→ GIVEN REQUEST: In this exercise, reproduce all the entries that follow exactly.

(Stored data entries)

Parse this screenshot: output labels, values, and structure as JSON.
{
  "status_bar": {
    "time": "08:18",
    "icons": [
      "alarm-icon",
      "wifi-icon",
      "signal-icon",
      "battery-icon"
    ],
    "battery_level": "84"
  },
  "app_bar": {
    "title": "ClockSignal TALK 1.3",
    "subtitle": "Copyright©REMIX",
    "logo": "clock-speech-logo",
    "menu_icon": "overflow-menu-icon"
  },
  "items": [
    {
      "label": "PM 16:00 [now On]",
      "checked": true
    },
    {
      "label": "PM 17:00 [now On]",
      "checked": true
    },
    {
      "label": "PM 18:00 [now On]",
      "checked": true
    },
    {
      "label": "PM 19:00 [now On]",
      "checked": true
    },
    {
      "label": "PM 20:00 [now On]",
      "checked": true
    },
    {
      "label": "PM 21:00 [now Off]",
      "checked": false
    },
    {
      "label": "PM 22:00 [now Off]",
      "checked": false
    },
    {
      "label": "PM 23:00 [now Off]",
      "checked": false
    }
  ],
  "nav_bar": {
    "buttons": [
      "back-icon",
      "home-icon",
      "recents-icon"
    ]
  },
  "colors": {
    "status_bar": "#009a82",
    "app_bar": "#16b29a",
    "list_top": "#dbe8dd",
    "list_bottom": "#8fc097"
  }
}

→ WRITTEN ANSWER:
Parse this screenshot: output labels, values, and structure as JSON.
{
  "status_bar": {
    "time": "08:18",
    "icons": [
      "alarm-icon",
      "wifi-icon",
      "signal-icon",
      "battery-icon"
    ],
    "battery_level": "84"
  },
  "app_bar": {
    "title": "ClockSignal TALK 1.3",
    "subtitle": "Copyright©REMIX",
    "logo": "clock-speech-logo",
    "menu_icon": "overflow-menu-icon"
  },
  "items": [
    {
      "label": "PM 16:00 [now On]",
      "checked": true
    },
    {
      "label": "PM 17:00 [now On]",
      "checked": true
    },
    {
      "label": "PM 18:00 [now On]",
      "checked": true
    },
    {
      "label": "PM 19:00 [now On]",
      "checked": true
    },
    {
      "label": "PM 20:00 [now On]",
      "checked": true
    },
    {
      "label": "PM 21:00 [now Off]",
      "checked": false
    },
    {
      "label": "PM 22:00 [now Off]",
      "checked": false
    },
    {
      "label": "PM 23:00 [now Off]",
      "checked": false
    }
  ],
  "nav_bar": {
    "buttons": [
      "back-icon",
      "home-icon",
      "recents-icon"
    ]
  },
  "colors": {
    "status_bar": "#009a82",
    "app_bar": "#16b29a",
    "list_top": "#dbe8dd",
    "list_bottom": "#8fc097"
  }
}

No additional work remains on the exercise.